* What you should do: Every line with the word "some" in it should be extracted from the data that follows.

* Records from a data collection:
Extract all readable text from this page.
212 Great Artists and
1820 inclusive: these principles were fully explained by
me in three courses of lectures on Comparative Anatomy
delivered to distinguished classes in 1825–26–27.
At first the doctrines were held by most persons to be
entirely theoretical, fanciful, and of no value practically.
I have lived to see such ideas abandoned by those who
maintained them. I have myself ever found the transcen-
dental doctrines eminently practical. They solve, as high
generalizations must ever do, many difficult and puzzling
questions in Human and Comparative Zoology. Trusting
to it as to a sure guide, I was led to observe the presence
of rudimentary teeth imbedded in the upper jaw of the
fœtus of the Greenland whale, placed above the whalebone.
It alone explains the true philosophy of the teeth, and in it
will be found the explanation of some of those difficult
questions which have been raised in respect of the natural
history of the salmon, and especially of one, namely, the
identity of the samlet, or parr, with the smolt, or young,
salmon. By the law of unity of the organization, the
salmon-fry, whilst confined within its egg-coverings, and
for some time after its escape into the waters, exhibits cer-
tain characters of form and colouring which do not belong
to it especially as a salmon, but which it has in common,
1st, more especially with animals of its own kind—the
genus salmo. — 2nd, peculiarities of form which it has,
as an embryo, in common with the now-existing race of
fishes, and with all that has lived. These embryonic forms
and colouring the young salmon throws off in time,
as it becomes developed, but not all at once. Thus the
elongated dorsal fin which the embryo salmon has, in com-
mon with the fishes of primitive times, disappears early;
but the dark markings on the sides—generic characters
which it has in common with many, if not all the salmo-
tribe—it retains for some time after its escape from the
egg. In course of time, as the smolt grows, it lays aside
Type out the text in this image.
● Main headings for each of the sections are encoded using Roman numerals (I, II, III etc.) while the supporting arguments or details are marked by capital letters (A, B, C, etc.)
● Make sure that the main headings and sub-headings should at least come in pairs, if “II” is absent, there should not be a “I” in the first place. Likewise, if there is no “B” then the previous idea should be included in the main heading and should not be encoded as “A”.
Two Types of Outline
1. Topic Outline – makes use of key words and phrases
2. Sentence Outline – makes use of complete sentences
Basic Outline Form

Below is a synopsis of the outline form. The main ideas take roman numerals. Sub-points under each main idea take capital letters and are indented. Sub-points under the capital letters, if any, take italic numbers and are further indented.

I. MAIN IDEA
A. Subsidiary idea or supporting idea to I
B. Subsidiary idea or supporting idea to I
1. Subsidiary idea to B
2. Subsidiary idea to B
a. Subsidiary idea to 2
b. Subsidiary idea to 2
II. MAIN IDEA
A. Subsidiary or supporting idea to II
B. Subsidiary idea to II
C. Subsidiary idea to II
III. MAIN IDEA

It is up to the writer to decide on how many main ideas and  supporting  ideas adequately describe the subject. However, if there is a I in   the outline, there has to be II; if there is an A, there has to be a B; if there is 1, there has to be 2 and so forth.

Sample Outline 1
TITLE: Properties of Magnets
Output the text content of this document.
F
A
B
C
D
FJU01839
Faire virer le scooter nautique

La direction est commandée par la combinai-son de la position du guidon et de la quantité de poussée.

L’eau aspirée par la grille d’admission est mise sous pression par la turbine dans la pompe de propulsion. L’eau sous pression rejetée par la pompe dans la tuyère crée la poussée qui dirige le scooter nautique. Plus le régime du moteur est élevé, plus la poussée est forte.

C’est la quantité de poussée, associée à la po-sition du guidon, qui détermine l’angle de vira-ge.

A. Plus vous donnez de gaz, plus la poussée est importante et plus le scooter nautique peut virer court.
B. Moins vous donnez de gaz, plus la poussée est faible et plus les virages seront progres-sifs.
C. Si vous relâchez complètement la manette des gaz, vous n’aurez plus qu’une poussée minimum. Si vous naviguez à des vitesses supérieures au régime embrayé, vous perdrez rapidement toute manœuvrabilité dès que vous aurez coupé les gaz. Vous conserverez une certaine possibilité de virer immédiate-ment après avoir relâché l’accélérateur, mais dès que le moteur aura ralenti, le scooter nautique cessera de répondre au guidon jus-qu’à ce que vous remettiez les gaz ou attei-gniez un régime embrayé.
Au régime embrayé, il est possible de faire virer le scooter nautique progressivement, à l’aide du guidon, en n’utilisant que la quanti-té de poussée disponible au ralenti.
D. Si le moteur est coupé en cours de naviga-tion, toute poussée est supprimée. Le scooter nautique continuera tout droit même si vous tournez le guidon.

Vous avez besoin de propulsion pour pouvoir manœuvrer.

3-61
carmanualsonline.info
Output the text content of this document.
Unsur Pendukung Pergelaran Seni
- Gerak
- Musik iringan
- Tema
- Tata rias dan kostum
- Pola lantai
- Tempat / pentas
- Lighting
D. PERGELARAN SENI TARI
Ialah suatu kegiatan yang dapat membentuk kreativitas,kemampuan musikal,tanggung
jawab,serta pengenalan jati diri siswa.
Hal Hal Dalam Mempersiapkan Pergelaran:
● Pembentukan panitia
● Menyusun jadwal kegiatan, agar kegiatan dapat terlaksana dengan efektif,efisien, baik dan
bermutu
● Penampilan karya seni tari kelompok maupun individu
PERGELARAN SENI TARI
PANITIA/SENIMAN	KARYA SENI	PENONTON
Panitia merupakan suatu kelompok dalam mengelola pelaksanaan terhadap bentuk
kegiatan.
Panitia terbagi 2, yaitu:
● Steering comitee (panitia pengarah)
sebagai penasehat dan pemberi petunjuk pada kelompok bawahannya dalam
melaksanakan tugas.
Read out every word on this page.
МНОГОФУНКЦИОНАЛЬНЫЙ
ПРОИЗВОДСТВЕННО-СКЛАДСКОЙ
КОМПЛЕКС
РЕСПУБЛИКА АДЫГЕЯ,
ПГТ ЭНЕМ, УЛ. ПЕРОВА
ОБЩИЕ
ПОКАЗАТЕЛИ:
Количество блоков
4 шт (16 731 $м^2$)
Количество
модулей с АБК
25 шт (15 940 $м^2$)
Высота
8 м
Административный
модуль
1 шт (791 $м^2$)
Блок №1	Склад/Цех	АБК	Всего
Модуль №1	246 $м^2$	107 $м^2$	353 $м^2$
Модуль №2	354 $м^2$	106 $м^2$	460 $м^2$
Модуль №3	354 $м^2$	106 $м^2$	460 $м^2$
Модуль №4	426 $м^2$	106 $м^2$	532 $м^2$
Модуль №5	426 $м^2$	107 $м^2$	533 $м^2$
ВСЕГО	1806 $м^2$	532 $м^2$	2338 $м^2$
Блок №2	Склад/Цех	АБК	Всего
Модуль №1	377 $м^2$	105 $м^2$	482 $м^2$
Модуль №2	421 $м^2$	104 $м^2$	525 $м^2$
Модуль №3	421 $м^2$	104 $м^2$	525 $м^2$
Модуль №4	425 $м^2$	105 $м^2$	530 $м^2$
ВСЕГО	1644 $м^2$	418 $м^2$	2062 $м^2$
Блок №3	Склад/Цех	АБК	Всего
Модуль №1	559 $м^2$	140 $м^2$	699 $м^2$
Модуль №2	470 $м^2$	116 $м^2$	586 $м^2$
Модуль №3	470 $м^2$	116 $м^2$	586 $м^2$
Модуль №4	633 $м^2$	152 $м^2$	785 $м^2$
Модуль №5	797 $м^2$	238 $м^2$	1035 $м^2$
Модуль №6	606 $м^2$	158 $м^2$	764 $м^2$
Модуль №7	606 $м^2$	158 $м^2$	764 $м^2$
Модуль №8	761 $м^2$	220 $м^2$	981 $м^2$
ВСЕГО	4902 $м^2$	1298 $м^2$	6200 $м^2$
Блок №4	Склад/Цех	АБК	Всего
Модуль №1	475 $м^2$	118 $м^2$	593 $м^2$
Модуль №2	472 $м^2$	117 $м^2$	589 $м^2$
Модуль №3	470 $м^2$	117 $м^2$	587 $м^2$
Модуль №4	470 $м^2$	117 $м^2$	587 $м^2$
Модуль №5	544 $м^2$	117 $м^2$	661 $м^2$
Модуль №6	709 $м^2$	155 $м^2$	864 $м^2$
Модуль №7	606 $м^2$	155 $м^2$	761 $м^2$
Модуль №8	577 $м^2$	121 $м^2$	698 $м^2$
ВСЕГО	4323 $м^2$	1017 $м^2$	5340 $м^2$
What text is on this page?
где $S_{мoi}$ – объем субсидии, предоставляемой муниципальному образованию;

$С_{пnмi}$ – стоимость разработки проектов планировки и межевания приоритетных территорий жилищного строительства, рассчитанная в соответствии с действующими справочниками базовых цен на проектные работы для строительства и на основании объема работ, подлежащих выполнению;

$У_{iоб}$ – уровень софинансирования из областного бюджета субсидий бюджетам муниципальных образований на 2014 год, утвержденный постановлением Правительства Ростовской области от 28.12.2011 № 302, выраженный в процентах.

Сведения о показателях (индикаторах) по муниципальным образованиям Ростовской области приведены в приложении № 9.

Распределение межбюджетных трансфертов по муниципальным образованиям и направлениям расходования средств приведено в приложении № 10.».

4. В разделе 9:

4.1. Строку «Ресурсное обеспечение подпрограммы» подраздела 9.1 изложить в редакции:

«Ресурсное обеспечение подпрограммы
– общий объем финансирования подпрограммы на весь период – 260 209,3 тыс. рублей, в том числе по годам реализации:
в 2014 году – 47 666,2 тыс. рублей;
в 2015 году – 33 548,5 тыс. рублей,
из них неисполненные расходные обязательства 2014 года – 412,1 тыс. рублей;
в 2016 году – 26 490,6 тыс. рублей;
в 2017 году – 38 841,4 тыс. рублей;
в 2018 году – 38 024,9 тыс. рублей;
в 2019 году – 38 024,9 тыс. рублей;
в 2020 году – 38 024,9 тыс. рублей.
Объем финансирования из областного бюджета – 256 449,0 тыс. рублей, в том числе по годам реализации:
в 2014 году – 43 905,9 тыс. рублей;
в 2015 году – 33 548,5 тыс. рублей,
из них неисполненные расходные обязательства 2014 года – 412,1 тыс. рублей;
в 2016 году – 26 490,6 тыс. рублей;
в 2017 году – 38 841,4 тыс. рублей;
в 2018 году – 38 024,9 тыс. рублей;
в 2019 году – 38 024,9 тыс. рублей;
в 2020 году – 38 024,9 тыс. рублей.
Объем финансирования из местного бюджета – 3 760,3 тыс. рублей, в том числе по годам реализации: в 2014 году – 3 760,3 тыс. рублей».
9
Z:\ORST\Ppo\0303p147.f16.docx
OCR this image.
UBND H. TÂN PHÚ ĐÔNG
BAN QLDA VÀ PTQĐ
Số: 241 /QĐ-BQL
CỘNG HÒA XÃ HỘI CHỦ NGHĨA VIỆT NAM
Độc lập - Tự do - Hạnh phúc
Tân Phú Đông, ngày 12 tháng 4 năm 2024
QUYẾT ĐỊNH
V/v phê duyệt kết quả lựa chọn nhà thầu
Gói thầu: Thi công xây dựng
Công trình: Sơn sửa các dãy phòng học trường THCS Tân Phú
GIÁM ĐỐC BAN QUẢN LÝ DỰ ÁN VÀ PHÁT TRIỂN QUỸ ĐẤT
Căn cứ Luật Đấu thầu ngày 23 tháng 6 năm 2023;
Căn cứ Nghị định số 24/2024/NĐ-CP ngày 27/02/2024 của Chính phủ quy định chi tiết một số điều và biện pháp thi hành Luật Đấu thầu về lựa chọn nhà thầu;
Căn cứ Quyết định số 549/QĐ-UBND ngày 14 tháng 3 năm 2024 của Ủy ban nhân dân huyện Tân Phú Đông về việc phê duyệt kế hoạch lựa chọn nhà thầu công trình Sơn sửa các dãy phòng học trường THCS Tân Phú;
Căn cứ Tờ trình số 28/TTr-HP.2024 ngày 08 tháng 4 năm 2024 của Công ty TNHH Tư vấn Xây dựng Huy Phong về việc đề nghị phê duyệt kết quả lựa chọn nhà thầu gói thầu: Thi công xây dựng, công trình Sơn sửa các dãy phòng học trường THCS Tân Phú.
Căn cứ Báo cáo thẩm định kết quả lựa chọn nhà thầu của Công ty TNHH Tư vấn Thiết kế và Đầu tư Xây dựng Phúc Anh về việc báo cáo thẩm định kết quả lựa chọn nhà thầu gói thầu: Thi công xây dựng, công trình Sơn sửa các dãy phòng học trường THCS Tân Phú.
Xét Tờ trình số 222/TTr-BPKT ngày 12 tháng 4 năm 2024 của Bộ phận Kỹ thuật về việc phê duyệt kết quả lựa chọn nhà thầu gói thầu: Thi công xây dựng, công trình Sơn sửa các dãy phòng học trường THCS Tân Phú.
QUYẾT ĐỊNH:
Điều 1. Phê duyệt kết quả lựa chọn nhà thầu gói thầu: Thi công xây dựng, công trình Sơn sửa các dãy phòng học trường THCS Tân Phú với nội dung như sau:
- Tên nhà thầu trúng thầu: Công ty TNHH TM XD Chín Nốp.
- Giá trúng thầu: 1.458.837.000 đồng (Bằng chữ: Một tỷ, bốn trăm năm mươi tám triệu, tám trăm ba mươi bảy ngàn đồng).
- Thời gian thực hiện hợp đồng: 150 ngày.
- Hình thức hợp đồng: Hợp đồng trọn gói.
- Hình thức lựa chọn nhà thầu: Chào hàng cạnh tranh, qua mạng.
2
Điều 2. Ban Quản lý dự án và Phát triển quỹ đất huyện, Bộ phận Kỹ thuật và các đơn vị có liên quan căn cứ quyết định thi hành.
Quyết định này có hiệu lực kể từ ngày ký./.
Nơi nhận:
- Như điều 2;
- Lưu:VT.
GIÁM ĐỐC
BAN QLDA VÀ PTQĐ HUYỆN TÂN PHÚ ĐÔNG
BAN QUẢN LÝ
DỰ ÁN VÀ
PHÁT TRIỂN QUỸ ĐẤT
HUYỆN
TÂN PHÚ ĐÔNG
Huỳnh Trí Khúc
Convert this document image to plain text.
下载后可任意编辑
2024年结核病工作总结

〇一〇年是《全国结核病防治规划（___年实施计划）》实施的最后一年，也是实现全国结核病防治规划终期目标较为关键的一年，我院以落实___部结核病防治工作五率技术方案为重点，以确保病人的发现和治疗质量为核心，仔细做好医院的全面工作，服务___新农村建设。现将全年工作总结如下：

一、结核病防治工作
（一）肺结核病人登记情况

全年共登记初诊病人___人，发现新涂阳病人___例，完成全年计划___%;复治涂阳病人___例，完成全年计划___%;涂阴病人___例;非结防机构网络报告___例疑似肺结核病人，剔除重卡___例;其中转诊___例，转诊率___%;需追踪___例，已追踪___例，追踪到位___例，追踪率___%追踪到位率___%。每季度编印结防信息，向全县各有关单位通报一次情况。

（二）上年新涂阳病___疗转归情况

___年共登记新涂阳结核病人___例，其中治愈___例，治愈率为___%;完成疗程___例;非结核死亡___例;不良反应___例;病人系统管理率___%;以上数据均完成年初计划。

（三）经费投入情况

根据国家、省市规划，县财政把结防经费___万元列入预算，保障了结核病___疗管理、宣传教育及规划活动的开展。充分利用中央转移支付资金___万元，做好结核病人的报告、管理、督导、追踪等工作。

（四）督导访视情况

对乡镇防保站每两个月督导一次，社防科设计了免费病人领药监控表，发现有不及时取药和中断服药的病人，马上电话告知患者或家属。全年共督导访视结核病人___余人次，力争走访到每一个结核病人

* Exercise output:
will be found the explanation of some of those difficult
for some time after its escape into the waters, exhibits cer-
tribe—it retains for some time after its escape from the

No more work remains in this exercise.